§ Goal of the exercise: Make an exact copy of the lines below.

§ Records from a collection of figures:
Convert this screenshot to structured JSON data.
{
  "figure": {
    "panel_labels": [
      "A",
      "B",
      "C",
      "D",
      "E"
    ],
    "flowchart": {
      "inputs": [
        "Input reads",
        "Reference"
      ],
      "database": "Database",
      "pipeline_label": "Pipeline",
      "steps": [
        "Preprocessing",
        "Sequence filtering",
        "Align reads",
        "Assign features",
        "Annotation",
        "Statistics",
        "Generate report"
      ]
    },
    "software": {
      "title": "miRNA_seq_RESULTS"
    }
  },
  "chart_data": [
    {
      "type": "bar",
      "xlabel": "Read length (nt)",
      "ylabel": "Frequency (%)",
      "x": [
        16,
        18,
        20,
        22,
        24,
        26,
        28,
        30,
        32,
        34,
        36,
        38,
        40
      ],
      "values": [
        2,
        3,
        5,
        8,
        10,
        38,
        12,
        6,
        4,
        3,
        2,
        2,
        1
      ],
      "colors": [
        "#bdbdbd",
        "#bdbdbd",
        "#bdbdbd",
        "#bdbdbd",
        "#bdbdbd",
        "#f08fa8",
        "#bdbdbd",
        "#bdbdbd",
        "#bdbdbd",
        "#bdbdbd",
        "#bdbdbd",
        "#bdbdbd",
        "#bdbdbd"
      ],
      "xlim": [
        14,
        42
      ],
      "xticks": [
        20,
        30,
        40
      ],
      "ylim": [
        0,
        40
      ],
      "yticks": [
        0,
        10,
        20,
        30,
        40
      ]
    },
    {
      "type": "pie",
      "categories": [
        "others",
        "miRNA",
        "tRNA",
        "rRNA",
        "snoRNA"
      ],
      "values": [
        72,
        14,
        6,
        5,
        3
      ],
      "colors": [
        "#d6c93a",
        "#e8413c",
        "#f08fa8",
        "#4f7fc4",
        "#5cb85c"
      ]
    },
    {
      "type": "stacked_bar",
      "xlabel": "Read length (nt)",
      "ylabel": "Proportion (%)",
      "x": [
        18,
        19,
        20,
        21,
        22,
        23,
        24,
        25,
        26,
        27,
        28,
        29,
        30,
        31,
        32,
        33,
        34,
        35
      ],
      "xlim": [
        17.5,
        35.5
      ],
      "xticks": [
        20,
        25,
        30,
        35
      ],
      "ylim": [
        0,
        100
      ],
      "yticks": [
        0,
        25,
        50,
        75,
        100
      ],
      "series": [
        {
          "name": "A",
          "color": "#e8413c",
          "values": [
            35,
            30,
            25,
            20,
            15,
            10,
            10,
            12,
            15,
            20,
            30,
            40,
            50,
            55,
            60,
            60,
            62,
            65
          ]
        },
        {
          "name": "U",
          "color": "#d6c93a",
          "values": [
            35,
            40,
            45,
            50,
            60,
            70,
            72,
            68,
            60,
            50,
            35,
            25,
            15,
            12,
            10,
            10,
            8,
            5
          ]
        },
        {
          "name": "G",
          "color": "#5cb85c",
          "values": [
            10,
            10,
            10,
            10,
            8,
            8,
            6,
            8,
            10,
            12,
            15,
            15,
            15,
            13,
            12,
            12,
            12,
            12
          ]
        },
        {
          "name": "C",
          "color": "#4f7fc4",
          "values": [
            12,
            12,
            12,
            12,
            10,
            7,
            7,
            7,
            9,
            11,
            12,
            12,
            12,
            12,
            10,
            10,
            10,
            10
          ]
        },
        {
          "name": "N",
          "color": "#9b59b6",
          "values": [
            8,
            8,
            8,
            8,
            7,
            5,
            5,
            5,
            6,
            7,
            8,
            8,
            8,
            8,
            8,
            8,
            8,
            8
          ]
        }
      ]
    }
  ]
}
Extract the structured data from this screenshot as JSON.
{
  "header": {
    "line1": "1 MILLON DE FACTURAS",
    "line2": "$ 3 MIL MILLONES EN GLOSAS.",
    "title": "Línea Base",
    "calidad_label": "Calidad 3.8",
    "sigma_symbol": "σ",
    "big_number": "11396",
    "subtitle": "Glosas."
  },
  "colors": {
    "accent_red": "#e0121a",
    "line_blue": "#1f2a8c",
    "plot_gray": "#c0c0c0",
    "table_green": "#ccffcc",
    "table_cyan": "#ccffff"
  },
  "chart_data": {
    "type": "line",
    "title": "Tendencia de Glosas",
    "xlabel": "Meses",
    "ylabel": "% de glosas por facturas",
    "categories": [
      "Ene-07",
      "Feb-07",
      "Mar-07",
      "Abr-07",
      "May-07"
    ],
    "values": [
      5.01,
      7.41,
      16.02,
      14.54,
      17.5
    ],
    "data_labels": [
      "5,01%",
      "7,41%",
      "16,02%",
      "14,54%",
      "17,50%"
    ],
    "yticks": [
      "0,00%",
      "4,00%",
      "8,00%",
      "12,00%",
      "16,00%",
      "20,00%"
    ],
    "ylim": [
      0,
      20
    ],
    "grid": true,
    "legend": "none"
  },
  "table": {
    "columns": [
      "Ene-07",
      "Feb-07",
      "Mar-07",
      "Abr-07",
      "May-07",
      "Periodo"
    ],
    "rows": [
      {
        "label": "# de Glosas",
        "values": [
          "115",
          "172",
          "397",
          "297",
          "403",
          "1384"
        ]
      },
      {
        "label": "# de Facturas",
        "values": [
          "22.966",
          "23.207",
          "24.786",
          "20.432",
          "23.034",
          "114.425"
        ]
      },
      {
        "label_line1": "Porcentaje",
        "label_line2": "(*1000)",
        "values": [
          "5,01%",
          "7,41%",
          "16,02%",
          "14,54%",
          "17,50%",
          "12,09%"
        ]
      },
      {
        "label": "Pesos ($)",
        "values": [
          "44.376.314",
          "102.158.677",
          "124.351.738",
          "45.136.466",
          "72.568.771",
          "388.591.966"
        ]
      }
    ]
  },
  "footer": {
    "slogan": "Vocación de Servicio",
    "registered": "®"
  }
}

§ Output below:
Convert this screenshot to structured JSON data.
{
  "figure": {
    "panel_labels": [
      "A",
      "B",
      "C",
      "D",
      "E"
    ],
    "flowchart": {
      "inputs": [
        "Input reads",
        "Reference"
      ],
      "database": "Database",
      "pipeline_label": "Pipeline",
      "steps": [
        "Preprocessing",
        "Sequence filtering",
        "Align reads",
        "Assign features",
        "Annotation",
        "Statistics",
        "Generate report"
      ]
    },
    "software": {
      "title": "miRNA_seq_RESULTS"
    }
  },
  "chart_data": [
    {
      "type": "bar",
      "xlabel": "Read length (nt)",
      "ylabel": "Frequency (%)",
      "x": [
        16,
        18,
        20,
        22,
        24,
        26,
        28,
        30,
        32,
        34,
        36,
        38,
        40
      ],
      "values": [
        2,
        3,
        5,
        8,
        10,
        38,
        12,
        6,
        4,
        3,
        2,
        2,
        1
      ],
      "colors": [
        "#bdbdbd",
        "#bdbdbd",
        "#bdbdbd",
        "#bdbdbd",
        "#bdbdbd",
        "#f08fa8",
        "#bdbdbd",
        "#bdbdbd",
        "#bdbdbd",
        "#bdbdbd",
        "#bdbdbd",
        "#bdbdbd",
        "#bdbdbd"
      ],
      "xlim": [
        14,
        42
      ],
      "xticks": [
        20,
        30,
        40
      ],
      "ylim": [
        0,
        40
      ],
      "yticks": [
        0,
        10,
        20,
        30,
        40
      ]
    },
    {
      "type": "pie",
      "categories": [
        "others",
        "miRNA",
        "tRNA",
        "rRNA",
        "snoRNA"
      ],
      "values": [
        72,
        14,
        6,
        5,
        3
      ],
      "colors": [
        "#d6c93a",
        "#e8413c",
        "#f08fa8",
        "#4f7fc4",
        "#5cb85c"
      ]
    },
    {
      "type": "stacked_bar",
      "xlabel": "Read length (nt)",
      "ylabel": "Proportion (%)",
      "x": [
        18,
        19,
        20,
        21,
        22,
        23,
        24,
        25,
        26,
        27,
        28,
        29,
        30,
        31,
        32,
        33,
        34,
        35
      ],
      "xlim": [
        17.5,
        35.5
      ],
      "xticks": [
        20,
        25,
        30,
        35
      ],
      "ylim": [
        0,
        100
      ],
      "yticks": [
        0,
        25,
        50,
        75,
        100
      ],
      "series": [
        {
          "name": "A",
          "color": "#e8413c",
          "values": [
            35,
            30,
            25,
            20,
            15,
            10,
            10,
            12,
            15,
            20,
            30,
            40,
            50,
            55,
            60,
            60,
            62,
            65
          ]
        },
        {
          "name": "U",
          "color": "#d6c93a",
          "values": [
            35,
            40,
            45,
            50,
            60,
            70,
            72,
            68,
            60,
            50,
            35,
            25,
            15,
            12,
            10,
            10,
            8,
            5
          ]
        },
        {
          "name": "G",
          "color": "#5cb85c",
          "values": [
            10,
            10,
            10,
            10,
            8,
            8,
            6,
            8,
            10,
            12,
            15,
            15,
            15,
            13,
            12,
            12,
            12,
            12
          ]
        },
        {
          "name": "C",
          "color": "#4f7fc4",
          "values": [
            12,
            12,
            12,
            12,
            10,
            7,
            7,
            7,
            9,
            11,
            12,
            12,
            12,
            12,
            10,
            10,
            10,
            10
          ]
        },
        {
          "name": "N",
          "color": "#9b59b6",
          "values": [
            8,
            8,
            8,
            8,
            7,
            5,
            5,
            5,
            6,
            7,
            8,
            8,
            8,
            8,
            8,
            8,
            8,
            8
          ]
        }
      ]
    }
  ]
}
Extract the structured data from this screenshot as JSON.
{
  "header": {
    "line1": "1 MILLON DE FACTURAS",
    "line2": "$ 3 MIL MILLONES EN GLOSAS.",
    "title": "Línea Base",
    "calidad_label": "Calidad 3.8",
    "sigma_symbol": "σ",
    "big_number": "11396",
    "subtitle": "Glosas."
  },
  "colors": {
    "accent_red": "#e0121a",
    "line_blue": "#1f2a8c",
    "plot_gray": "#c0c0c0",
    "table_green": "#ccffcc",
    "table_cyan": "#ccffff"
  },
  "chart_data": {
    "type": "line",
    "title": "Tendencia de Glosas",
    "xlabel": "Meses",
    "ylabel": "% de glosas por facturas",
    "categories": [
      "Ene-07",
      "Feb-07",
      "Mar-07",
      "Abr-07",
      "May-07"
    ],
    "values": [
      5.01,
      7.41,
      16.02,
      14.54,
      17.5
    ],
    "data_labels": [
      "5,01%",
      "7,41%",
      "16,02%",
      "14,54%",
      "17,50%"
    ],
    "yticks": [
      "0,00%",
      "4,00%",
      "8,00%",
      "12,00%",
      "16,00%",
      "20,00%"
    ],
    "ylim": [
      0,
      20
    ],
    "grid": true,
    "legend": "none"
  },
  "table": {
    "columns": [
      "Ene-07",
      "Feb-07",
      "Mar-07",
      "Abr-07",
      "May-07",
      "Periodo"
    ],
    "rows": [
      {
        "label": "# de Glosas",
        "values": [
          "115",
          "172",
          "397",
          "297",
          "403",
          "1384"
        ]
      },
      {
        "label": "# de Facturas",
        "values": [
          "22.966",
          "23.207",
          "24.786",
          "20.432",
          "23.034",
          "114.425"
        ]
      },
      {
        "label_line1": "Porcentaje",
        "label_line2": "(*1000)",
        "values": [
          "5,01%",
          "7,41%",
          "16,02%",
          "14,54%",
          "17,50%",
          "12,09%"
        ]
      },
      {
        "label": "Pesos ($)",
        "values": [
          "44.376.314",
          "102.158.677",
          "124.351.738",
          "45.136.466",
          "72.568.771",
          "388.591.966"
        ]
      }
    ]
  },
  "footer": {
    "slogan": "Vocación de Servicio",
    "registered": "®"
  }
}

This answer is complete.